Supplied entries:
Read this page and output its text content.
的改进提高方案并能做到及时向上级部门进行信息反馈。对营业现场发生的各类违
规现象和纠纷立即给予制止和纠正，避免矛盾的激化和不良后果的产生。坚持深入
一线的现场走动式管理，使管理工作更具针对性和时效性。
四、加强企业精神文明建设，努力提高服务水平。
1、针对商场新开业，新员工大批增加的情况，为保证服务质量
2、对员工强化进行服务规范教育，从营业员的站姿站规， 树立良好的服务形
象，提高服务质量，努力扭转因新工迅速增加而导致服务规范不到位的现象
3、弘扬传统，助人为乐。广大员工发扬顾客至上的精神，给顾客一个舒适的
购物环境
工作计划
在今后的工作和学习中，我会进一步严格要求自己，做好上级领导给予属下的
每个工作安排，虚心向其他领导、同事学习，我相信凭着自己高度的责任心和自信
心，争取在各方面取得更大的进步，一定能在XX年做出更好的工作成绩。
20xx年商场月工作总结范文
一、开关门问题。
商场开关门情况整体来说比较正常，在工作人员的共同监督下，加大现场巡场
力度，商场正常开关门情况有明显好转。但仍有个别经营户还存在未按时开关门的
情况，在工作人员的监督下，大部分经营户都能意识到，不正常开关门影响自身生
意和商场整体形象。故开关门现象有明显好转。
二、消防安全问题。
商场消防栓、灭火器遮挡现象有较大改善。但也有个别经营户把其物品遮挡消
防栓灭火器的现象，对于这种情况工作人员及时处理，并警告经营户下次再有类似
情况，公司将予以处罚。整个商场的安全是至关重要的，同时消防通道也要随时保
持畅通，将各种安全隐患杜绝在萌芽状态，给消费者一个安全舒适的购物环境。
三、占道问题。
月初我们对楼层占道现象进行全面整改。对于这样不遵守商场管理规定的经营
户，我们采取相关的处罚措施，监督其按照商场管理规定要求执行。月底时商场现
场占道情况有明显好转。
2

Task to complete: Repeat every entry exactly as written above.

Solution:
Read this page and output its text content.
的改进提高方案并能做到及时向上级部门进行信息反馈。对营业现场发生的各类违
规现象和纠纷立即给予制止和纠正，避免矛盾的激化和不良后果的产生。坚持深入
一线的现场走动式管理，使管理工作更具针对性和时效性。
四、加强企业精神文明建设，努力提高服务水平。
1、针对商场新开业，新员工大批增加的情况，为保证服务质量
2、对员工强化进行服务规范教育，从营业员的站姿站规， 树立良好的服务形
象，提高服务质量，努力扭转因新工迅速增加而导致服务规范不到位的现象
3、弘扬传统，助人为乐。广大员工发扬顾客至上的精神，给顾客一个舒适的
购物环境
工作计划
在今后的工作和学习中，我会进一步严格要求自己，做好上级领导给予属下的
每个工作安排，虚心向其他领导、同事学习，我相信凭着自己高度的责任心和自信
心，争取在各方面取得更大的进步，一定能在XX年做出更好的工作成绩。
20xx年商场月工作总结范文
一、开关门问题。
商场开关门情况整体来说比较正常，在工作人员的共同监督下，加大现场巡场
力度，商场正常开关门情况有明显好转。但仍有个别经营户还存在未按时开关门的
情况，在工作人员的监督下，大部分经营户都能意识到，不正常开关门影响自身生
意和商场整体形象。故开关门现象有明显好转。
二、消防安全问题。
商场消防栓、灭火器遮挡现象有较大改善。但也有个别经营户把其物品遮挡消
防栓灭火器的现象，对于这种情况工作人员及时处理，并警告经营户下次再有类似
情况，公司将予以处罚。整个商场的安全是至关重要的，同时消防通道也要随时保
持畅通，将各种安全隐患杜绝在萌芽状态，给消费者一个安全舒适的购物环境。
三、占道问题。
月初我们对楼层占道现象进行全面整改。对于这样不遵守商场管理规定的经营
户，我们采取相关的处罚措施，监督其按照商场管理规定要求执行。月底时商场现
场占道情况有明显好转。
2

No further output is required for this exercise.